** The problem **
Quote the records below in full, exactly as given, with the images taken out.

• • • • •

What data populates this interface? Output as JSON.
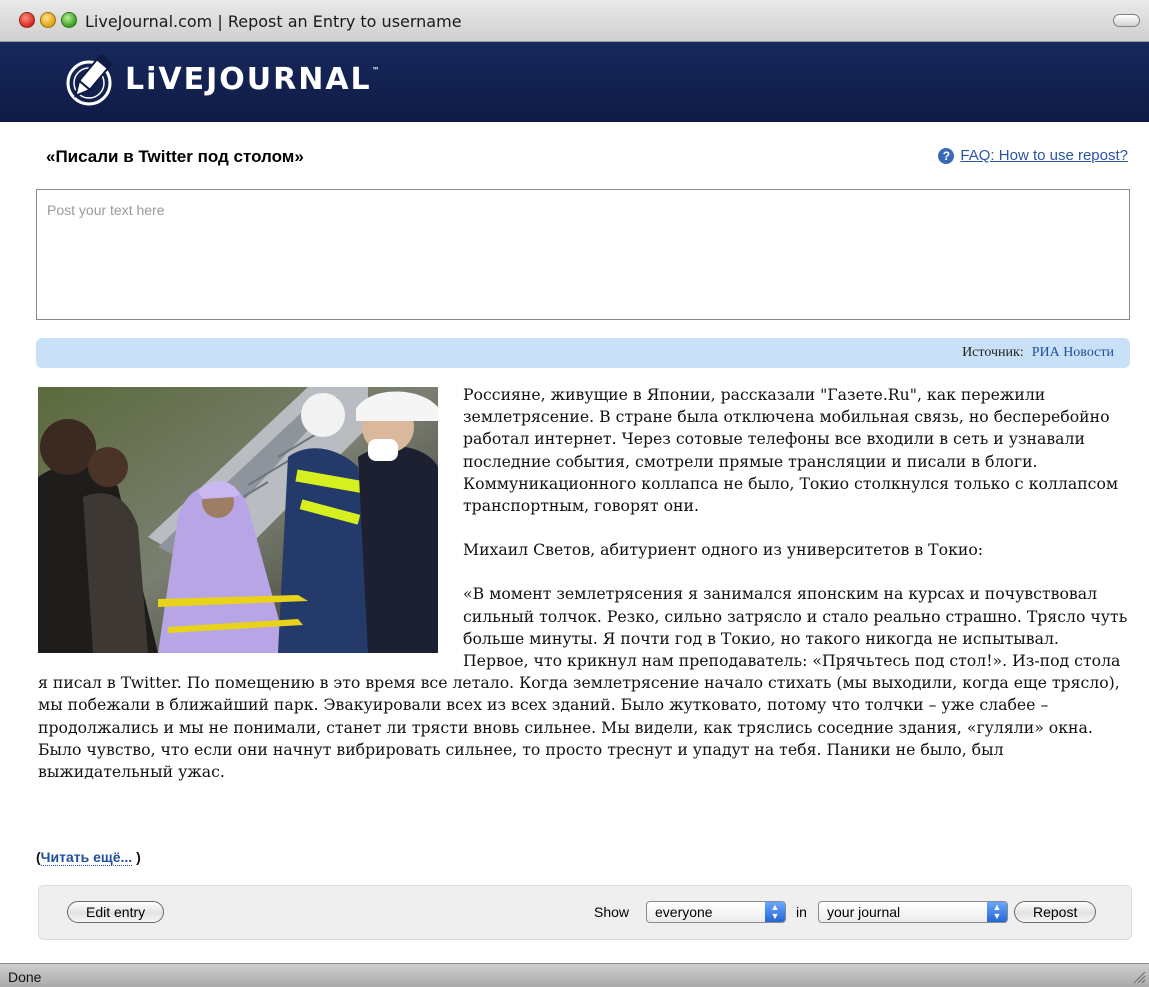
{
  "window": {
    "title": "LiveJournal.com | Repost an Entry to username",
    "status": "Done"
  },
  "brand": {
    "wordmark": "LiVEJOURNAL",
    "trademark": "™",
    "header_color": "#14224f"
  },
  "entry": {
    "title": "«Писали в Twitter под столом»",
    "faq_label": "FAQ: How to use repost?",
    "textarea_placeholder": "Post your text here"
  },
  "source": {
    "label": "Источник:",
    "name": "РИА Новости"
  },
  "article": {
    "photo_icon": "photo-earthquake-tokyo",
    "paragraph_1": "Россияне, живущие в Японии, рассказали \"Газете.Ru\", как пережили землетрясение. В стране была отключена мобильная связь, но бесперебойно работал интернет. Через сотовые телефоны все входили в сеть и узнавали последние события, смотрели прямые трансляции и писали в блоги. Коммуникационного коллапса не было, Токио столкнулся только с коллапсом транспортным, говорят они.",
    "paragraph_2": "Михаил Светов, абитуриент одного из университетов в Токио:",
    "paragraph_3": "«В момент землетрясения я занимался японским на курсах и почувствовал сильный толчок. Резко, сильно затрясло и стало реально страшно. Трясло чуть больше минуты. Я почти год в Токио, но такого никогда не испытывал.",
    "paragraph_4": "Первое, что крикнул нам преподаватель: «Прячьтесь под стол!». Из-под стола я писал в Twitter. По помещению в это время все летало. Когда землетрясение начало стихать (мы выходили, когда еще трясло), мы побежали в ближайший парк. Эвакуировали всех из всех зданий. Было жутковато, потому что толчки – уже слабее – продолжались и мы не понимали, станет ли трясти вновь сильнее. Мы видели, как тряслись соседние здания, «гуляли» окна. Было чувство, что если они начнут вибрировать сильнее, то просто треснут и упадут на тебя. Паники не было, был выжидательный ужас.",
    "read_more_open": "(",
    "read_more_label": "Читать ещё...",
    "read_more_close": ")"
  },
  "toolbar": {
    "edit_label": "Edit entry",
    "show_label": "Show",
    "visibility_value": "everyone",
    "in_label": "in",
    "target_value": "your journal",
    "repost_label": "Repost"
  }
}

• • • • •

** Exercise answer **
What data populates this interface? Output as JSON.
{
  "window": {
    "title": "LiveJournal.com | Repost an Entry to username",
    "status": "Done"
  },
  "brand": {
    "wordmark": "LiVEJOURNAL",
    "trademark": "™",
    "header_color": "#14224f"
  },
  "entry": {
    "title": "«Писали в Twitter под столом»",
    "faq_label": "FAQ: How to use repost?",
    "textarea_placeholder": "Post your text here"
  },
  "source": {
    "label": "Источник:",
    "name": "РИА Новости"
  },
  "article": {
    "photo_icon": "photo-earthquake-tokyo",
    "paragraph_1": "Россияне, живущие в Японии, рассказали \"Газете.Ru\", как пережили землетрясение. В стране была отключена мобильная связь, но бесперебойно работал интернет. Через сотовые телефоны все входили в сеть и узнавали последние события, смотрели прямые трансляции и писали в блоги. Коммуникационного коллапса не было, Токио столкнулся только с коллапсом транспортным, говорят они.",
    "paragraph_2": "Михаил Светов, абитуриент одного из университетов в Токио:",
    "paragraph_3": "«В момент землетрясения я занимался японским на курсах и почувствовал сильный толчок. Резко, сильно затрясло и стало реально страшно. Трясло чуть больше минуты. Я почти год в Токио, но такого никогда не испытывал.",
    "paragraph_4": "Первое, что крикнул нам преподаватель: «Прячьтесь под стол!». Из-под стола я писал в Twitter. По помещению в это время все летало. Когда землетрясение начало стихать (мы выходили, когда еще трясло), мы побежали в ближайший парк. Эвакуировали всех из всех зданий. Было жутковато, потому что толчки – уже слабее – продолжались и мы не понимали, станет ли трясти вновь сильнее. Мы видели, как тряслись соседние здания, «гуляли» окна. Было чувство, что если они начнут вибрировать сильнее, то просто треснут и упадут на тебя. Паники не было, был выжидательный ужас.",
    "read_more_open": "(",
    "read_more_label": "Читать ещё...",
    "read_more_close": ")"
  },
  "toolbar": {
    "edit_label": "Edit entry",
    "show_label": "Show",
    "visibility_value": "everyone",
    "in_label": "in",
    "target_value": "your journal",
    "repost_label": "Repost"
  }
}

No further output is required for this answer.